What to do:
Gather, from the listing beneath this task, every line holding the string "Slerf".

Stored data entries:
--- Start ---
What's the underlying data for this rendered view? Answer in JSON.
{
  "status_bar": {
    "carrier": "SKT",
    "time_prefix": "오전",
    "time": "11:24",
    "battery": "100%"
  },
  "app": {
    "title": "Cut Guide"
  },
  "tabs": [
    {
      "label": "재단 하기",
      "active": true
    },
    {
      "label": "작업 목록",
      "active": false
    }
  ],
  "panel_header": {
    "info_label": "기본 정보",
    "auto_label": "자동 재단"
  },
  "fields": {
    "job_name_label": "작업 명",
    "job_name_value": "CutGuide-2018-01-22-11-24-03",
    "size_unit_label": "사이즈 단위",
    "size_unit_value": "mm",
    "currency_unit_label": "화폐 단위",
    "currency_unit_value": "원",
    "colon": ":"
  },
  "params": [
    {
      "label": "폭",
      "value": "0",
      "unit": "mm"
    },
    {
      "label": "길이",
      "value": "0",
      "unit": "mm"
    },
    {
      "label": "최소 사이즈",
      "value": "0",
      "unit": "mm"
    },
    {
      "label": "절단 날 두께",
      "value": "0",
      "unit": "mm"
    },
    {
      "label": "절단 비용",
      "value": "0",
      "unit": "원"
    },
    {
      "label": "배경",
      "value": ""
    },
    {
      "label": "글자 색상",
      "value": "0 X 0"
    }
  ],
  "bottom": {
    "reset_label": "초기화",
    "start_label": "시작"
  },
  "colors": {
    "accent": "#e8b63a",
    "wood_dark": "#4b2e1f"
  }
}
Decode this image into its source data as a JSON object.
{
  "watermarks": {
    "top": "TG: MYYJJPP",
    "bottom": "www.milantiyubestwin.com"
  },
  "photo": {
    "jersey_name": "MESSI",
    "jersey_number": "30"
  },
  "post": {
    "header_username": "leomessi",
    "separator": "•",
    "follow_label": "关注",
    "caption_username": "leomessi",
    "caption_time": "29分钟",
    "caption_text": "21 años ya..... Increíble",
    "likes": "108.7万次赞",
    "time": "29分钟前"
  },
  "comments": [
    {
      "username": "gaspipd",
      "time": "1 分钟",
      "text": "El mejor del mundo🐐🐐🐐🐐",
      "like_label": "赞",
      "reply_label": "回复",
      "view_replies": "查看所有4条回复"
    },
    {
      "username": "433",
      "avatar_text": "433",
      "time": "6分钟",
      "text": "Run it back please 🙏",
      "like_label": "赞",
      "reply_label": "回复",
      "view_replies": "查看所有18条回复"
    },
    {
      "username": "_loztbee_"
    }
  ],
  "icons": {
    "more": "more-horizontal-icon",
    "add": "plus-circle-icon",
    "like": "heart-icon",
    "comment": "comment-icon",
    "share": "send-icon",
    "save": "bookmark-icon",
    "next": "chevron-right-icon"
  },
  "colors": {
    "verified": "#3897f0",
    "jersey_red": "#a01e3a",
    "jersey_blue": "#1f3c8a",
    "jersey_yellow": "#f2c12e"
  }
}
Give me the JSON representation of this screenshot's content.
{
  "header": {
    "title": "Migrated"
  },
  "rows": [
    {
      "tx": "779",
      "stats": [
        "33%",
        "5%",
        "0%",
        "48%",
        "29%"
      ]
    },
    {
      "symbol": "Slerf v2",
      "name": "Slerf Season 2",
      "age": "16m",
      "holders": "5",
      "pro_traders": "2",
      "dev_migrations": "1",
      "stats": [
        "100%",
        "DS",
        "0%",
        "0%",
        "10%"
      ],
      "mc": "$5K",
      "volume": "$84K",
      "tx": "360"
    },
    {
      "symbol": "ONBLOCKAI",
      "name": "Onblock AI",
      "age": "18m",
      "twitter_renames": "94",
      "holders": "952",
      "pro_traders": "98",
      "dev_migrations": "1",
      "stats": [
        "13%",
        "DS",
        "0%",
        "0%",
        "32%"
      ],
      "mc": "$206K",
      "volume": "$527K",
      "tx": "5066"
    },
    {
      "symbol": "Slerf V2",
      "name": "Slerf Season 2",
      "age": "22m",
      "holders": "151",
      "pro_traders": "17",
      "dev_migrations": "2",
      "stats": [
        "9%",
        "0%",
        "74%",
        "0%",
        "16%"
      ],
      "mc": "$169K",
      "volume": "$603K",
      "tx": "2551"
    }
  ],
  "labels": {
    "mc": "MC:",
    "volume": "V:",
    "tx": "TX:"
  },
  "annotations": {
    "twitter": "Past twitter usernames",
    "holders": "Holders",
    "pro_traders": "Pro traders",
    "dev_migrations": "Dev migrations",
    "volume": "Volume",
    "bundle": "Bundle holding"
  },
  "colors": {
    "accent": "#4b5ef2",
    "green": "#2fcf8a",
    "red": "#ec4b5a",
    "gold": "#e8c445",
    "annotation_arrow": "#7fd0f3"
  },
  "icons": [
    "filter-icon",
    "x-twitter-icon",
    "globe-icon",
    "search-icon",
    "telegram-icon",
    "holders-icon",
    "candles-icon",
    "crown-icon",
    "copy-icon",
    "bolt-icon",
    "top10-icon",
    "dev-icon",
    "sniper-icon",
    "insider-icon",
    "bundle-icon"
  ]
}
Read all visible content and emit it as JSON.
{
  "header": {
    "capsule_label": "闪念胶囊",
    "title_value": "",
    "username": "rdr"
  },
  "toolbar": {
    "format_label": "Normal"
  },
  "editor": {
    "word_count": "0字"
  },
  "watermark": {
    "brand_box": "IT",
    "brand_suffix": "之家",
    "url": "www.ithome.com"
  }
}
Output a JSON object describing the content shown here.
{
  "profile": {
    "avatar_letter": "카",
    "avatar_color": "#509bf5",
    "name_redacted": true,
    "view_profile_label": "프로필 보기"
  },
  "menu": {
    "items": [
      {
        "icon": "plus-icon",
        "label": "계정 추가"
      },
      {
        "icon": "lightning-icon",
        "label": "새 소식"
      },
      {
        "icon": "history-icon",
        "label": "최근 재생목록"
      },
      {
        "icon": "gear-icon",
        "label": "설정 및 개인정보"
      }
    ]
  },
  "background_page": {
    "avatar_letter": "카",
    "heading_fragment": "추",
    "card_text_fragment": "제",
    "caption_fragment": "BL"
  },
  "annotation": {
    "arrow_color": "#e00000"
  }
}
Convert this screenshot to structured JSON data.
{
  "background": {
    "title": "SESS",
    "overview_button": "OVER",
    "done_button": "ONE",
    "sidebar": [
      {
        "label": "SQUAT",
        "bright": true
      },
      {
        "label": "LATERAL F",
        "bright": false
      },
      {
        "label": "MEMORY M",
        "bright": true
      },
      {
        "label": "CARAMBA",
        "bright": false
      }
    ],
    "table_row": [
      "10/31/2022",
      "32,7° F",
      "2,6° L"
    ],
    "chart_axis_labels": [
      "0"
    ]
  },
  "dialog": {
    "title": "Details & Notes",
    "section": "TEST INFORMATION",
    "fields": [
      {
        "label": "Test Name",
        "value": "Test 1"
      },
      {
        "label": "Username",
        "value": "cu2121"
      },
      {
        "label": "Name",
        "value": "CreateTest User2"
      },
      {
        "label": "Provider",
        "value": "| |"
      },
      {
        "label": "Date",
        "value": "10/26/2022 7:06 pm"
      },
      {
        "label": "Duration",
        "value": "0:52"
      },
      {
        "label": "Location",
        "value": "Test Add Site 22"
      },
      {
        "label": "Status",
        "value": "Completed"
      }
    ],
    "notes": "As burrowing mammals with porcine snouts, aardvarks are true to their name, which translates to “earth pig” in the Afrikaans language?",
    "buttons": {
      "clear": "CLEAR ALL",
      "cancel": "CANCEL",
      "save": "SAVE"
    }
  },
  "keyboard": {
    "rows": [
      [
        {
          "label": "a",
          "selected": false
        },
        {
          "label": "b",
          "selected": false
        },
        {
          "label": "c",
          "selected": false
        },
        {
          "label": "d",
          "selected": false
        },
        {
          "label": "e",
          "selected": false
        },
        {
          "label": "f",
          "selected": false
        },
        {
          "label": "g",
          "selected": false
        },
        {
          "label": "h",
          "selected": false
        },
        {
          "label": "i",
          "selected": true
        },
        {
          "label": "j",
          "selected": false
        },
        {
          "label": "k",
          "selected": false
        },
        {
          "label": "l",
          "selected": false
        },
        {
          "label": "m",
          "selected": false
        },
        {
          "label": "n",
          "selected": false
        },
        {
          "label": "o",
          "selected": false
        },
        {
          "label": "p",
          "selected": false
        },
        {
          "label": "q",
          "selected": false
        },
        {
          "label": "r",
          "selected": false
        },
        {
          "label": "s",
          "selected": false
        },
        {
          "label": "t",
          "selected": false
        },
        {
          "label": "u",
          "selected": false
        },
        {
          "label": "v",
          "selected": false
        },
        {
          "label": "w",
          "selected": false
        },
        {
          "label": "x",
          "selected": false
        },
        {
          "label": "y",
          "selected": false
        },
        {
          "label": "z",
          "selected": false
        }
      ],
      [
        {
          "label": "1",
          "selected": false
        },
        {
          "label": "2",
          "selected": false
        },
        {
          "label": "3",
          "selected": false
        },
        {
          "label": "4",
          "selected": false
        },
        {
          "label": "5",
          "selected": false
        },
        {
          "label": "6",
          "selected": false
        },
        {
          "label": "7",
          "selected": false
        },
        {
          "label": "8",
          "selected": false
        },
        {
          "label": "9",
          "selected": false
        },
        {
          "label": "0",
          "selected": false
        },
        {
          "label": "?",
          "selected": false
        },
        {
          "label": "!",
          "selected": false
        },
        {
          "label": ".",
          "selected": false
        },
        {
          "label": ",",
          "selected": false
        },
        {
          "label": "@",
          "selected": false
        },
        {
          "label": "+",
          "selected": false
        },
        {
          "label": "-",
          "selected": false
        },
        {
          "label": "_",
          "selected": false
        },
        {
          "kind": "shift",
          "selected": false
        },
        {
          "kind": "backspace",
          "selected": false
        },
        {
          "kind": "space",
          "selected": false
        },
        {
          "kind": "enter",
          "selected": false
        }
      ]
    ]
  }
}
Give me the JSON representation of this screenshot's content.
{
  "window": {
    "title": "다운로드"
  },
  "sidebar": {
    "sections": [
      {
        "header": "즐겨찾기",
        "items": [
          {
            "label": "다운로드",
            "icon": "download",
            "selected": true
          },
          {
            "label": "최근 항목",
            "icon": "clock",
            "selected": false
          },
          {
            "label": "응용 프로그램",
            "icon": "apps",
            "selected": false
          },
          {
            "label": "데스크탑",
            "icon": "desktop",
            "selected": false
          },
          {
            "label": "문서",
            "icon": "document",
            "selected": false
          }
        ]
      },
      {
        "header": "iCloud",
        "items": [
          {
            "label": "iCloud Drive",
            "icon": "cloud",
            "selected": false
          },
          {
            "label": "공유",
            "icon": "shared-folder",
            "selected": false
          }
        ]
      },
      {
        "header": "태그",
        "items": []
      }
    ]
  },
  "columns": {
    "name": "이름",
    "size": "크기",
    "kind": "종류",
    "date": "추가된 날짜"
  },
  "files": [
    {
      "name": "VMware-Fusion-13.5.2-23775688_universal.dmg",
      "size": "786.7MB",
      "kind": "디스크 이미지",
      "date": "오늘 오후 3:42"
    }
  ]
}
--- End ---
Exercise response:
      "symbol": "Slerf v2",
      "name": "Slerf Season 2",
      "symbol": "Slerf V2",
      "name": "Slerf Season 2",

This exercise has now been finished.